Using the records below, locate all lines containing "dans" and return them.

---------------

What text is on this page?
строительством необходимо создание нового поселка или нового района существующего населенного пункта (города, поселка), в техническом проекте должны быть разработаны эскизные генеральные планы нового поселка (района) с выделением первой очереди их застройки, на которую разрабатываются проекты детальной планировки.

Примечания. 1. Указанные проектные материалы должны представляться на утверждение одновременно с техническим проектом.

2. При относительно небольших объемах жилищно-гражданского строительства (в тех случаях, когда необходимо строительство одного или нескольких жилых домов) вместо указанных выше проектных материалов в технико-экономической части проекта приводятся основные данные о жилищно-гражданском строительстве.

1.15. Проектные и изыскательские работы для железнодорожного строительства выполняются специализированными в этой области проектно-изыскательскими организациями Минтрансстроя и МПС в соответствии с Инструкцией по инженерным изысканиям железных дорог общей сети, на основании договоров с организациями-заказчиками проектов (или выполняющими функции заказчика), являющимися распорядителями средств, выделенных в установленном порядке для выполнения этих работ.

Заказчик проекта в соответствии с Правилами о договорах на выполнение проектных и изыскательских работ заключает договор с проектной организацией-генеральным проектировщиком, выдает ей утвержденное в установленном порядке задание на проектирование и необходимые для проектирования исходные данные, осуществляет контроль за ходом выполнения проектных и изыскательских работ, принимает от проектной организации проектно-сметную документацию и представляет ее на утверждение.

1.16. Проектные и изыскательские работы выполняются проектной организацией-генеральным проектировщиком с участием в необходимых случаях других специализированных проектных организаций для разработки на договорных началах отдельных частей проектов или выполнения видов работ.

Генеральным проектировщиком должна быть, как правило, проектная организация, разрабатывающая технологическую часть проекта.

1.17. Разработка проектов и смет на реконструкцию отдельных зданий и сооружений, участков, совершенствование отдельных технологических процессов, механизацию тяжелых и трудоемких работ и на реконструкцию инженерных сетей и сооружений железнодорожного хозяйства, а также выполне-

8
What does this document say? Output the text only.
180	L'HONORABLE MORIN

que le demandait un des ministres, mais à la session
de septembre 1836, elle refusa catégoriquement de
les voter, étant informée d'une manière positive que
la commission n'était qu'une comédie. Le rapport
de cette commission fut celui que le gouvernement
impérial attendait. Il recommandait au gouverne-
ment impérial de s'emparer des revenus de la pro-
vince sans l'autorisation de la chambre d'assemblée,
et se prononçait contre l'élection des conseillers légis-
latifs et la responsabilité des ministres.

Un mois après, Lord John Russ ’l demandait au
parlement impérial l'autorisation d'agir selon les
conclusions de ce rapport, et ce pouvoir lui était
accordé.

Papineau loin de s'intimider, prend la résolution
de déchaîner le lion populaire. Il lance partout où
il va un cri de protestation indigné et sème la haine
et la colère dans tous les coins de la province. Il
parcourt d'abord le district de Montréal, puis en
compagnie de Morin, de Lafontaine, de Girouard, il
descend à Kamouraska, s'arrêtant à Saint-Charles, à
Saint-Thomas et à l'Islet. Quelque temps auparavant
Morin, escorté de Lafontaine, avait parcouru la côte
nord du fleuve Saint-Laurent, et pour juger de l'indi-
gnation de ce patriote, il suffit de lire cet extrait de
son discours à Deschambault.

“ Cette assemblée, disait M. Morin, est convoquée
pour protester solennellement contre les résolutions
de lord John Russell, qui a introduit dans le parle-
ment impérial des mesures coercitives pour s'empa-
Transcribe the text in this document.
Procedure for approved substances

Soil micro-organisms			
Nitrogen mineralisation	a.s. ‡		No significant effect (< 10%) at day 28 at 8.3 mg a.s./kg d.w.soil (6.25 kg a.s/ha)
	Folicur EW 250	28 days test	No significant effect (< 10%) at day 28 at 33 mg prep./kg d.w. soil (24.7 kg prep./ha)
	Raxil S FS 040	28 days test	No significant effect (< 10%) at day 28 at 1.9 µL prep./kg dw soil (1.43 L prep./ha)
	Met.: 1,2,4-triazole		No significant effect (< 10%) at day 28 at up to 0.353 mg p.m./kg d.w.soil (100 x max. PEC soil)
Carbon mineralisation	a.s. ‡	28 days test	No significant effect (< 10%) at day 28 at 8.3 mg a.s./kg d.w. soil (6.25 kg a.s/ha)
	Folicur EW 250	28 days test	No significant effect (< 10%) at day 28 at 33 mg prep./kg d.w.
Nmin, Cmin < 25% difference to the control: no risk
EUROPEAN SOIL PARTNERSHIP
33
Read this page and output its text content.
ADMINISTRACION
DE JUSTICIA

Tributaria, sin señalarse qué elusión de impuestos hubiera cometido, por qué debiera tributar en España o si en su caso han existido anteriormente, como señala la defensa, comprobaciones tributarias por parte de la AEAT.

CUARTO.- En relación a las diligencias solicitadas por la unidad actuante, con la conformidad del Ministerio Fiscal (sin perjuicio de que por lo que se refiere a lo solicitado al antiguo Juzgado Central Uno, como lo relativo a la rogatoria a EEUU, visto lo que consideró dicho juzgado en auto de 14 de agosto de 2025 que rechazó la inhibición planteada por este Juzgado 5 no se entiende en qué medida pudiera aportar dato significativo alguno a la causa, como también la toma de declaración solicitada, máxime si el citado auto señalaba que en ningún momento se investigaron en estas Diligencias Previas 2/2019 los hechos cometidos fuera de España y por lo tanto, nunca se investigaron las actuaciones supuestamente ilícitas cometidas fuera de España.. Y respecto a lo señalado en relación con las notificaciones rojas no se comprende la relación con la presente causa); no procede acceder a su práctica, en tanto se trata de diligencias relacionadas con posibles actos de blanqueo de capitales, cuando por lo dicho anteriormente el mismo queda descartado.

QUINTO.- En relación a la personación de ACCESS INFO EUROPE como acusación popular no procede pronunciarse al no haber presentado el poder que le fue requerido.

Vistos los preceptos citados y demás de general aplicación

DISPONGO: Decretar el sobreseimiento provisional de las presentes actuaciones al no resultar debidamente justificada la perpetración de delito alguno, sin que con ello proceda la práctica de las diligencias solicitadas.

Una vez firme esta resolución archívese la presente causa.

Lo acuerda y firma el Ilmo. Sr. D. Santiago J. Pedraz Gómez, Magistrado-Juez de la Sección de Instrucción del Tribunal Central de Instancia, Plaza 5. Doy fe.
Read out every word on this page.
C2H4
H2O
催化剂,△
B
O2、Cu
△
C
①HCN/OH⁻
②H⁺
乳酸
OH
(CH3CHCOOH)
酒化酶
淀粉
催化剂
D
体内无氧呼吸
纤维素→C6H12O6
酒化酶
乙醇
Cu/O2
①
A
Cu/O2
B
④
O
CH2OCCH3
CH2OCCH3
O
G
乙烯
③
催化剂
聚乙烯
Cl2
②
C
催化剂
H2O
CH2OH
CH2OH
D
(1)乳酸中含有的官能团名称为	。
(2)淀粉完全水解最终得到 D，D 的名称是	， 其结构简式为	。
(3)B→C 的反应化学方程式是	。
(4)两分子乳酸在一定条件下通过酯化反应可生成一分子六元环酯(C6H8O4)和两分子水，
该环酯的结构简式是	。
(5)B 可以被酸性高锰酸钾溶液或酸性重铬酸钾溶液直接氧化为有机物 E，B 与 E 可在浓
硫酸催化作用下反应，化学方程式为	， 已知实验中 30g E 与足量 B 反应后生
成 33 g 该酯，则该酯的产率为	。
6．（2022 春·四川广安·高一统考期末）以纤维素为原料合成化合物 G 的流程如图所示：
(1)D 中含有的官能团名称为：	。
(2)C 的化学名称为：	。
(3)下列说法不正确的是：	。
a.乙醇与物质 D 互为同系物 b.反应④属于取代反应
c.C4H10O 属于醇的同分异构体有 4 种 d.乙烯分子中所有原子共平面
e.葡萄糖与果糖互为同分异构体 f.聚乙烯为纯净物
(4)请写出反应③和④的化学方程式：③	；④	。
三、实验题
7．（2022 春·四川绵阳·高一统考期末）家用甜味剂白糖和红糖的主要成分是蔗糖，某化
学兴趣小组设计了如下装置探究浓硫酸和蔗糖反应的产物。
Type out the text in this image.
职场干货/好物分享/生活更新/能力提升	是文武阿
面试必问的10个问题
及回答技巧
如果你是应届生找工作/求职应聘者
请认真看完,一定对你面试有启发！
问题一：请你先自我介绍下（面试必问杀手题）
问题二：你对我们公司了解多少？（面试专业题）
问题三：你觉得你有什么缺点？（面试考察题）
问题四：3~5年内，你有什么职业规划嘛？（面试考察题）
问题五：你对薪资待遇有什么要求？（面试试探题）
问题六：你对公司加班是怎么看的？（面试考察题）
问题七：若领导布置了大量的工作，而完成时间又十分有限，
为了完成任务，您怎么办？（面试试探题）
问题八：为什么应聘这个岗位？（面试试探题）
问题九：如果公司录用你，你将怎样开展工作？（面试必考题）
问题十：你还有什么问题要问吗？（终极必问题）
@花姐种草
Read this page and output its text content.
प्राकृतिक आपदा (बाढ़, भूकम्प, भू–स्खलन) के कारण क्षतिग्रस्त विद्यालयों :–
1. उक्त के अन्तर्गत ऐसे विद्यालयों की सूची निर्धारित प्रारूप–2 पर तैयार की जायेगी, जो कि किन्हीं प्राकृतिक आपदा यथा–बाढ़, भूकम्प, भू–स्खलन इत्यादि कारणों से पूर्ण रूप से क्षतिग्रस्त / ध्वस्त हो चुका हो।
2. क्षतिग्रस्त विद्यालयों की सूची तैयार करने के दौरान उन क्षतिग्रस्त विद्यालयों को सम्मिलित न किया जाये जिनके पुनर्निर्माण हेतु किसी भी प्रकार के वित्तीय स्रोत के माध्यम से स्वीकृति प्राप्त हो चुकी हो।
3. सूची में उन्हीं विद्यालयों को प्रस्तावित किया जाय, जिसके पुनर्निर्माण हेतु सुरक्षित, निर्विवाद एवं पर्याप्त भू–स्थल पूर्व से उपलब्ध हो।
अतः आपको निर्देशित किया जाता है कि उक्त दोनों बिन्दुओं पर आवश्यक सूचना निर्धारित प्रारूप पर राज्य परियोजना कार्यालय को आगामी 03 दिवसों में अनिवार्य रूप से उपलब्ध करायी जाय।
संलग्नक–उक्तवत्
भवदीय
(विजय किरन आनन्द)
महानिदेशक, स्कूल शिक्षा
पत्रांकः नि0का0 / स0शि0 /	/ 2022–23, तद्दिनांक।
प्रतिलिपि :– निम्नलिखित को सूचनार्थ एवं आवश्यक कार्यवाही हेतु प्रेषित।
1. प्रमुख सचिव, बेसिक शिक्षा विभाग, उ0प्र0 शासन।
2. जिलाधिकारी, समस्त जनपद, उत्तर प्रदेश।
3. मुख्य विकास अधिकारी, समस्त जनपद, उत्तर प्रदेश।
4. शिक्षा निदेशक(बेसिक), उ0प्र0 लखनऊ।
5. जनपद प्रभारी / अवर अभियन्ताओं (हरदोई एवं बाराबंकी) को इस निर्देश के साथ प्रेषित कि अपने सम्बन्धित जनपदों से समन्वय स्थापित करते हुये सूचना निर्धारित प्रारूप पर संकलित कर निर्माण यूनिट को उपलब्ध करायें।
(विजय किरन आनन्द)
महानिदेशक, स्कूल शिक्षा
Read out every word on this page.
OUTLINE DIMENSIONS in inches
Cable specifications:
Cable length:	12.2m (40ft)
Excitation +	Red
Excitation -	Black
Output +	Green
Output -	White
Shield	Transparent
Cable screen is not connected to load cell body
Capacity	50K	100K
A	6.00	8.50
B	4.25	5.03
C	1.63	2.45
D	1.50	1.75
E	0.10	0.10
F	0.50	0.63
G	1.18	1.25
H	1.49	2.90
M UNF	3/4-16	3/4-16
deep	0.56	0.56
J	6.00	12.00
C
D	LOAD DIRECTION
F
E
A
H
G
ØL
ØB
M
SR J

---------------

SOLUTION FOR THIS TASK ->
et la colère dans tous les coins de la province. Il
de lord John Russell, qui a introduit dans le parle-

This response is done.